* _Goal of the exercise_
From the listing below, extract every line in which the word "this" appears.

* _Material to process_
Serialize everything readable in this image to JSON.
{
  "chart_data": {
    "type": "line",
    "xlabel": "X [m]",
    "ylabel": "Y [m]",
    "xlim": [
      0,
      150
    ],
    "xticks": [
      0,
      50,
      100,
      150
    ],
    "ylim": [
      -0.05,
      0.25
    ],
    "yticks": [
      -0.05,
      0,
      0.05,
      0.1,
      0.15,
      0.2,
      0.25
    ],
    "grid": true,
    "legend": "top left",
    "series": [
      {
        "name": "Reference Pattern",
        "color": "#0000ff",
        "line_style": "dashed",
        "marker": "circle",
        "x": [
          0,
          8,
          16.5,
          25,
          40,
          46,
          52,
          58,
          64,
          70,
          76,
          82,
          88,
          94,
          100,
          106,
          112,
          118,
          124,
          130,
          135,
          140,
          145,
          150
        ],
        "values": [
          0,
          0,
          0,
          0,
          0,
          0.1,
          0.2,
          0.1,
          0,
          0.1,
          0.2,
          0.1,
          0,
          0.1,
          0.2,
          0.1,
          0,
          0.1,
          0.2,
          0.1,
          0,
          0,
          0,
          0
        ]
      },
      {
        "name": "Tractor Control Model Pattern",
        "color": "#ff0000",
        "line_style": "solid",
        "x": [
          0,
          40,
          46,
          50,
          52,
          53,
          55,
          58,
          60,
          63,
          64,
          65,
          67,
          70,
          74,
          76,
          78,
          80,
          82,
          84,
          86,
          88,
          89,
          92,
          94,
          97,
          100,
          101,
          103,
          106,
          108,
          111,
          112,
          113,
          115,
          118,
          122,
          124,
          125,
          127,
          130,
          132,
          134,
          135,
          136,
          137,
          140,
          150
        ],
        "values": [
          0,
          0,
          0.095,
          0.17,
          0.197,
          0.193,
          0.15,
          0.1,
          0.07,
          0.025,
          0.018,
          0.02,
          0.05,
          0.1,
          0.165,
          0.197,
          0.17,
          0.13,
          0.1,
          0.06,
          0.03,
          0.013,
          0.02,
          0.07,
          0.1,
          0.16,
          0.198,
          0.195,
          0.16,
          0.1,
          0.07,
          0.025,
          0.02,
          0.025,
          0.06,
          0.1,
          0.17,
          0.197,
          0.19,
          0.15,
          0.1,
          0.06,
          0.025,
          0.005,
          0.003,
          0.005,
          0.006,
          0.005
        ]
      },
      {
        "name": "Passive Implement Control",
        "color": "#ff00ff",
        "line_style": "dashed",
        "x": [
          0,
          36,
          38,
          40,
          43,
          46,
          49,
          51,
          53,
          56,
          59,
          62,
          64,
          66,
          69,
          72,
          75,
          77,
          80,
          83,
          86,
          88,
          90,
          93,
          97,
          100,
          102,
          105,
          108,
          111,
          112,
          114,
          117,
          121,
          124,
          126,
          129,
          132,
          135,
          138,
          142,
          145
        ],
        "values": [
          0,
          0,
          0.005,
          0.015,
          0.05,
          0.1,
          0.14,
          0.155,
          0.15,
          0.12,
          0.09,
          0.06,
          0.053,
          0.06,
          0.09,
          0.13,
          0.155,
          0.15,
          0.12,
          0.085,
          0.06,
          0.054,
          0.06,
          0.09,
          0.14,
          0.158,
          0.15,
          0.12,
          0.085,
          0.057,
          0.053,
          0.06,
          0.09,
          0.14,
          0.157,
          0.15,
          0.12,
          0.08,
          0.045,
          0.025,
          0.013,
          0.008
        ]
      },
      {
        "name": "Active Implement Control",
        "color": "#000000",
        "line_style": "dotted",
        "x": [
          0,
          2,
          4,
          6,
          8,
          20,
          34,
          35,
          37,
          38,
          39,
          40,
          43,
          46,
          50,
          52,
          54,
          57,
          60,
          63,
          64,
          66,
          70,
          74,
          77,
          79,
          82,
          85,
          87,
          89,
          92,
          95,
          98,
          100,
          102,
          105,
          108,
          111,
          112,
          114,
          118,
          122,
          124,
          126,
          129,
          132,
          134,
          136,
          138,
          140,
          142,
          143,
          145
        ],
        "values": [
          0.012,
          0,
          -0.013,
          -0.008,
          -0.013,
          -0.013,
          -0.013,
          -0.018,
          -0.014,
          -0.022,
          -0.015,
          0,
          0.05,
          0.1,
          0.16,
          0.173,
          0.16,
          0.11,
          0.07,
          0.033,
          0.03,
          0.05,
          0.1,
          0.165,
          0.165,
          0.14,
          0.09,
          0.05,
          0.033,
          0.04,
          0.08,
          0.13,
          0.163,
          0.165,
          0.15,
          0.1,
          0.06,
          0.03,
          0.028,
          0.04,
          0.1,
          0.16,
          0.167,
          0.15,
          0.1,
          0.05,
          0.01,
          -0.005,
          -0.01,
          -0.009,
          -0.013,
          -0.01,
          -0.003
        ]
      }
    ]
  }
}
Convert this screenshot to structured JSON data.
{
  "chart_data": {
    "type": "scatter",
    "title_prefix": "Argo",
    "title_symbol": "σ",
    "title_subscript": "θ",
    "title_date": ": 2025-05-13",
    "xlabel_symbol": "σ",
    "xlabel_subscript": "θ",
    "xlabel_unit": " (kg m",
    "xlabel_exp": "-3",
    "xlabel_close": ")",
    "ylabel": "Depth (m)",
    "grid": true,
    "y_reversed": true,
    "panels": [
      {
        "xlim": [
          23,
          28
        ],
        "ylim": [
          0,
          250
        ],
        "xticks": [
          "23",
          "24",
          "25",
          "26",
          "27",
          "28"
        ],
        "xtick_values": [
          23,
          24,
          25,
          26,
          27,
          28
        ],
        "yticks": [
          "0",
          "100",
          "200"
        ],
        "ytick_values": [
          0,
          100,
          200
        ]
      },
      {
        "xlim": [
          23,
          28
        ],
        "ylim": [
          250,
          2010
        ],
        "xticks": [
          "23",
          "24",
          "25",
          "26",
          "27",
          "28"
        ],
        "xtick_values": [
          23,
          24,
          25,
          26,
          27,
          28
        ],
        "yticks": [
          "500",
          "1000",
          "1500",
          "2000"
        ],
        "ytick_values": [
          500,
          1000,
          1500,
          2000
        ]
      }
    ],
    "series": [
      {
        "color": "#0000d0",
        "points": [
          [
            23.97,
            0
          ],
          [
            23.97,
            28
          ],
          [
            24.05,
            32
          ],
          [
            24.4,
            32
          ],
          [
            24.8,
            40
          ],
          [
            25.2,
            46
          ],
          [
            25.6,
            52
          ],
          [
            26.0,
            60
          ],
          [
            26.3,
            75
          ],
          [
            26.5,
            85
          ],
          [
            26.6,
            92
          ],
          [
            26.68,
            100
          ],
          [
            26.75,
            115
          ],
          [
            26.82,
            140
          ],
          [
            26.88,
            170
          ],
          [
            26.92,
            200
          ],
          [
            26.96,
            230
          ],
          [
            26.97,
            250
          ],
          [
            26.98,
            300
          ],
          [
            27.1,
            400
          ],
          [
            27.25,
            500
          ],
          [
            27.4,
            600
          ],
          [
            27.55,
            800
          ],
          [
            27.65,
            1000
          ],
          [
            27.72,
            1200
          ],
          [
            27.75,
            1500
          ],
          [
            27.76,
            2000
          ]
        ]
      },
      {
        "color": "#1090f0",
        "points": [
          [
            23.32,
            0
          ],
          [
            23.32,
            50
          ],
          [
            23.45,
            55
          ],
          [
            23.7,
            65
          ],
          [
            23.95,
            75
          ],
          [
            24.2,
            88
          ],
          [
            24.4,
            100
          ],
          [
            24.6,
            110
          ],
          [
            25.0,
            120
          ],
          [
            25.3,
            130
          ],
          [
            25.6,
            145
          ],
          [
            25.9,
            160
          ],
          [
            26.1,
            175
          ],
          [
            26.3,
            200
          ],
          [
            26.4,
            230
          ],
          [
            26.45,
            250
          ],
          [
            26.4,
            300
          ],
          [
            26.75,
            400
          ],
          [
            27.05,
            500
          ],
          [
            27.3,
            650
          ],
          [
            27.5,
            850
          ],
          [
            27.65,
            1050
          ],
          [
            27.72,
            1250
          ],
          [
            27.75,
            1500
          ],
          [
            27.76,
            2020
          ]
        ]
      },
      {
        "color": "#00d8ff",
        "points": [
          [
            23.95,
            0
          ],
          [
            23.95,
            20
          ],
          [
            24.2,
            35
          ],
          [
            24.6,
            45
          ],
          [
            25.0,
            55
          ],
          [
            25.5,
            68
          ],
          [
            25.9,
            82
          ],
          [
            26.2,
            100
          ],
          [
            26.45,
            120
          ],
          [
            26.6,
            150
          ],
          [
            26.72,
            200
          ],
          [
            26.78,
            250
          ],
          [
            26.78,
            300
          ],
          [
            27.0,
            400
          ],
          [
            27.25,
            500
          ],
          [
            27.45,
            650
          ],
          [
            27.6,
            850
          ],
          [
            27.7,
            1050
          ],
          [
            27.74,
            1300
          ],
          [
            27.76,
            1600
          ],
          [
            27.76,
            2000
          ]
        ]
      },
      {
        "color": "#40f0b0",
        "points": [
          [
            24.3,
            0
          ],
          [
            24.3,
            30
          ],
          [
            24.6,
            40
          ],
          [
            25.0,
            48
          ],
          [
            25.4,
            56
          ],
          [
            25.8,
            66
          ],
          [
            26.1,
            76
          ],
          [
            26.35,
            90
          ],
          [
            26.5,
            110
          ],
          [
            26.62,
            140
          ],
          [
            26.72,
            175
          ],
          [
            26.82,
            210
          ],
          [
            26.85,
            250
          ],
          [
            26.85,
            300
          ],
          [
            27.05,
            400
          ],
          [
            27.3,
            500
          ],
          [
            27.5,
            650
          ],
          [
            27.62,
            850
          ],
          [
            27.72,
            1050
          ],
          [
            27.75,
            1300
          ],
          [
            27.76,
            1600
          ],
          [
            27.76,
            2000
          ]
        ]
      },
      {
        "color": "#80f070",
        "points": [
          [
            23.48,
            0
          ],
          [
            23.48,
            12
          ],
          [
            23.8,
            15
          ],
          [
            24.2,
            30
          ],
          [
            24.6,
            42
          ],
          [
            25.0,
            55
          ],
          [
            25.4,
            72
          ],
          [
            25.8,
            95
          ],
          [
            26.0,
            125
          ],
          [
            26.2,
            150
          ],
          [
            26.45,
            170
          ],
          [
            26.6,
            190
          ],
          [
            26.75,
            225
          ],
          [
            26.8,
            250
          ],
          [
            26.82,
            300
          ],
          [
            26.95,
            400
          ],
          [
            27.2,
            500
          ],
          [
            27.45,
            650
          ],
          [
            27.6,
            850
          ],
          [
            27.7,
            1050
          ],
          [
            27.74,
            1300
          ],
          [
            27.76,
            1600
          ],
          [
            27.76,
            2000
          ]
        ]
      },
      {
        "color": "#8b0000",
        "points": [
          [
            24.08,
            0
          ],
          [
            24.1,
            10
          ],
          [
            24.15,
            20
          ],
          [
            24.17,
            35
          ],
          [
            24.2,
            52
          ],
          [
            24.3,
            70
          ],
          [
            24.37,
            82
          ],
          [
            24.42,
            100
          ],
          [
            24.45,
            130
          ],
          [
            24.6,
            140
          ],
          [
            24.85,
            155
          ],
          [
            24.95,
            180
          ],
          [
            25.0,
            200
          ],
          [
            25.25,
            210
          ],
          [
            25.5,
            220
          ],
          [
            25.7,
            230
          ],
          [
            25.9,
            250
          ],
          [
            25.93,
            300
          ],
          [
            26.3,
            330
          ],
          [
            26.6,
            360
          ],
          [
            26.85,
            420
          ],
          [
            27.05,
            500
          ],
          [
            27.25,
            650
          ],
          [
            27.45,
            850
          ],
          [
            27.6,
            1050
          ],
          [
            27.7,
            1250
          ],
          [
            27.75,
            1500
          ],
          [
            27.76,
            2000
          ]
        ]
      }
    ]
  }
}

* _The solution_
Serialize everything readable in this image to JSON.
Convert this screenshot to structured JSON data.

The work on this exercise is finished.